::: Material for this exercise :::

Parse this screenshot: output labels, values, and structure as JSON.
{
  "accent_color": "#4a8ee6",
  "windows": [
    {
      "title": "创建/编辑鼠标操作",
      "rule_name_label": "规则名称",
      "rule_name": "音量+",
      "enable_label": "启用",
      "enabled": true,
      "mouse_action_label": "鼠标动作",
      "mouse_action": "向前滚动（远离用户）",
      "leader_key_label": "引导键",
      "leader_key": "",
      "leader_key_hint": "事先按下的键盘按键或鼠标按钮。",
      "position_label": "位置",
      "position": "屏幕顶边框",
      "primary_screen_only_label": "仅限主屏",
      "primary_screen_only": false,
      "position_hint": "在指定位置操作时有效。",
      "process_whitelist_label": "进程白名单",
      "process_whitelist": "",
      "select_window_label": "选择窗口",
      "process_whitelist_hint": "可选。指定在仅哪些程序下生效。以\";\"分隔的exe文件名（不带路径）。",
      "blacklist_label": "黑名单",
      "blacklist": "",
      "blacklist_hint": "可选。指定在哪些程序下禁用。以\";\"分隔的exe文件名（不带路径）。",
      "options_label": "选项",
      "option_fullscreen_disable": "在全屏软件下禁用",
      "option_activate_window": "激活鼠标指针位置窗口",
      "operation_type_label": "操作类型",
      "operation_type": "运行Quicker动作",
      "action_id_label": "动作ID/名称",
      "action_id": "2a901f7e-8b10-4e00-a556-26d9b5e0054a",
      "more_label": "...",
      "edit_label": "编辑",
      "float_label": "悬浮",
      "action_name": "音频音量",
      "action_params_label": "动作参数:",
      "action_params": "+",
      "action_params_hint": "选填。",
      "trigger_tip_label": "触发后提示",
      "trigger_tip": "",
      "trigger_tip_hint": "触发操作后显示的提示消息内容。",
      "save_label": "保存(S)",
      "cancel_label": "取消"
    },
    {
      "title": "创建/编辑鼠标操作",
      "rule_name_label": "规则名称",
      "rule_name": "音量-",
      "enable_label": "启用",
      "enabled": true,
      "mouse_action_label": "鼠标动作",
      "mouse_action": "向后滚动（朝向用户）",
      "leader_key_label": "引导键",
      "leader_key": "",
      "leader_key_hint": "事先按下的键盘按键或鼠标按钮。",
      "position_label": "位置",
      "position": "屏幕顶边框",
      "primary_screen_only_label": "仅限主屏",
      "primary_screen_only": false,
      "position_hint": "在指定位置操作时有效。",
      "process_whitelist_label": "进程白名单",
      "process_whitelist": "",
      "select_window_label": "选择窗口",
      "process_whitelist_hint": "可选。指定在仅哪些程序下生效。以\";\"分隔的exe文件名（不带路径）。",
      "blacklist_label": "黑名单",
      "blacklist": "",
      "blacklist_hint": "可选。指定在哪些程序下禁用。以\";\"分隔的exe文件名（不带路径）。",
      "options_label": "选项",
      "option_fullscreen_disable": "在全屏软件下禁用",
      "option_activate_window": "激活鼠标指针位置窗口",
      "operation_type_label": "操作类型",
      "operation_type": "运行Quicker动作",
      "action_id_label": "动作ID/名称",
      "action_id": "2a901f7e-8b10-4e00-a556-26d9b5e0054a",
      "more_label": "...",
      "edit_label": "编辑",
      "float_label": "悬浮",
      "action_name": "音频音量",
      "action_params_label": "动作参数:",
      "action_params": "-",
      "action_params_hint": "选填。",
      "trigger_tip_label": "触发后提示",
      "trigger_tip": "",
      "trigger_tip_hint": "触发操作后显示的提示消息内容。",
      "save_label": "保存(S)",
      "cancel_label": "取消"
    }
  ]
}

:::

Set down the entries above again, word for word.

Parse this screenshot: output labels, values, and structure as JSON.
{
  "accent_color": "#4a8ee6",
  "windows": [
    {
      "title": "创建/编辑鼠标操作",
      "rule_name_label": "规则名称",
      "rule_name": "音量+",
      "enable_label": "启用",
      "enabled": true,
      "mouse_action_label": "鼠标动作",
      "mouse_action": "向前滚动（远离用户）",
      "leader_key_label": "引导键",
      "leader_key": "",
      "leader_key_hint": "事先按下的键盘按键或鼠标按钮。",
      "position_label": "位置",
      "position": "屏幕顶边框",
      "primary_screen_only_label": "仅限主屏",
      "primary_screen_only": false,
      "position_hint": "在指定位置操作时有效。",
      "process_whitelist_label": "进程白名单",
      "process_whitelist": "",
      "select_window_label": "选择窗口",
      "process_whitelist_hint": "可选。指定在仅哪些程序下生效。以\";\"分隔的exe文件名（不带路径）。",
      "blacklist_label": "黑名单",
      "blacklist": "",
      "blacklist_hint": "可选。指定在哪些程序下禁用。以\";\"分隔的exe文件名（不带路径）。",
      "options_label": "选项",
      "option_fullscreen_disable": "在全屏软件下禁用",
      "option_activate_window": "激活鼠标指针位置窗口",
      "operation_type_label": "操作类型",
      "operation_type": "运行Quicker动作",
      "action_id_label": "动作ID/名称",
      "action_id": "2a901f7e-8b10-4e00-a556-26d9b5e0054a",
      "more_label": "...",
      "edit_label": "编辑",
      "float_label": "悬浮",
      "action_name": "音频音量",
      "action_params_label": "动作参数:",
      "action_params": "+",
      "action_params_hint": "选填。",
      "trigger_tip_label": "触发后提示",
      "trigger_tip": "",
      "trigger_tip_hint": "触发操作后显示的提示消息内容。",
      "save_label": "保存(S)",
      "cancel_label": "取消"
    },
    {
      "title": "创建/编辑鼠标操作",
      "rule_name_label": "规则名称",
      "rule_name": "音量-",
      "enable_label": "启用",
      "enabled": true,
      "mouse_action_label": "鼠标动作",
      "mouse_action": "向后滚动（朝向用户）",
      "leader_key_label": "引导键",
      "leader_key": "",
      "leader_key_hint": "事先按下的键盘按键或鼠标按钮。",
      "position_label": "位置",
      "position": "屏幕顶边框",
      "primary_screen_only_label": "仅限主屏",
      "primary_screen_only": false,
      "position_hint": "在指定位置操作时有效。",
      "process_whitelist_label": "进程白名单",
      "process_whitelist": "",
      "select_window_label": "选择窗口",
      "process_whitelist_hint": "可选。指定在仅哪些程序下生效。以\";\"分隔的exe文件名（不带路径）。",
      "blacklist_label": "黑名单",
      "blacklist": "",
      "blacklist_hint": "可选。指定在哪些程序下禁用。以\";\"分隔的exe文件名（不带路径）。",
      "options_label": "选项",
      "option_fullscreen_disable": "在全屏软件下禁用",
      "option_activate_window": "激活鼠标指针位置窗口",
      "operation_type_label": "操作类型",
      "operation_type": "运行Quicker动作",
      "action_id_label": "动作ID/名称",
      "action_id": "2a901f7e-8b10-4e00-a556-26d9b5e0054a",
      "more_label": "...",
      "edit_label": "编辑",
      "float_label": "悬浮",
      "action_name": "音频音量",
      "action_params_label": "动作参数:",
      "action_params": "-",
      "action_params_hint": "选填。",
      "trigger_tip_label": "触发后提示",
      "trigger_tip": "",
      "trigger_tip_hint": "触发操作后显示的提示消息内容。",
      "save_label": "保存(S)",
      "cancel_label": "取消"
    }
  ]
}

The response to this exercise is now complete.